• Instructions for the task: Repeat exactly each line of the data provided below.
====== Listed entries ======
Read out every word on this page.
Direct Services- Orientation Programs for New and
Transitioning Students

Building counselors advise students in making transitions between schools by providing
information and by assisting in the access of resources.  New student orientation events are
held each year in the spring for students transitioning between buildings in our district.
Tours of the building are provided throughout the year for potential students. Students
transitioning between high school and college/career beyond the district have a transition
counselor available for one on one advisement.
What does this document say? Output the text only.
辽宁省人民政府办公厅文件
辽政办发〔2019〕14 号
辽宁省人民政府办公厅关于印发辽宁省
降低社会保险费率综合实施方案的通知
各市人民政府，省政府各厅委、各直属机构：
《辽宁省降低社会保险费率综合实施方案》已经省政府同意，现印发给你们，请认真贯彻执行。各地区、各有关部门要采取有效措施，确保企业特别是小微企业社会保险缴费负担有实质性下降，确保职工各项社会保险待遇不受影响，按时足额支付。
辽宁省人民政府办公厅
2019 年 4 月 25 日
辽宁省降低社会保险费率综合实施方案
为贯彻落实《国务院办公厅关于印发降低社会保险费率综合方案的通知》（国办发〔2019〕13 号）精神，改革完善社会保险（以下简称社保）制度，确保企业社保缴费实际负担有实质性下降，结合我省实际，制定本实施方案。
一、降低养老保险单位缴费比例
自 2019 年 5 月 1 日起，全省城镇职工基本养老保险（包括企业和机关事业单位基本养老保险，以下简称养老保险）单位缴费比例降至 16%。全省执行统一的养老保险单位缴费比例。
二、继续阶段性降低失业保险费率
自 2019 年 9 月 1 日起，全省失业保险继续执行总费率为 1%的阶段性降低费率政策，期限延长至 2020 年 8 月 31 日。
======
• Exercise solution:
Read out every word on this page.
Direct Services- Orientation Programs for New and
Transitioning Students

Building counselors advise students in making transitions between schools by providing
information and by assisting in the access of resources.  New student orientation events are
held each year in the spring for students transitioning between buildings in our district.
Tours of the building are provided throughout the year for potential students. Students
transitioning between high school and college/career beyond the district have a transition
counselor available for one on one advisement.
What does this document say? Output the text only.
辽宁省人民政府办公厅文件
辽政办发〔2019〕14 号
辽宁省人民政府办公厅关于印发辽宁省
降低社会保险费率综合实施方案的通知
各市人民政府，省政府各厅委、各直属机构：
《辽宁省降低社会保险费率综合实施方案》已经省政府同意，现印发给你们，请认真贯彻执行。各地区、各有关部门要采取有效措施，确保企业特别是小微企业社会保险缴费负担有实质性下降，确保职工各项社会保险待遇不受影响，按时足额支付。
辽宁省人民政府办公厅
2019 年 4 月 25 日
辽宁省降低社会保险费率综合实施方案
为贯彻落实《国务院办公厅关于印发降低社会保险费率综合方案的通知》（国办发〔2019〕13 号）精神，改革完善社会保险（以下简称社保）制度，确保企业社保缴费实际负担有实质性下降，结合我省实际，制定本实施方案。
一、降低养老保险单位缴费比例
自 2019 年 5 月 1 日起，全省城镇职工基本养老保险（包括企业和机关事业单位基本养老保险，以下简称养老保险）单位缴费比例降至 16%。全省执行统一的养老保险单位缴费比例。
二、继续阶段性降低失业保险费率
自 2019 年 9 月 1 日起，全省失业保险继续执行总费率为 1%的阶段性降低费率政策，期限延长至 2020 年 8 月 31 日。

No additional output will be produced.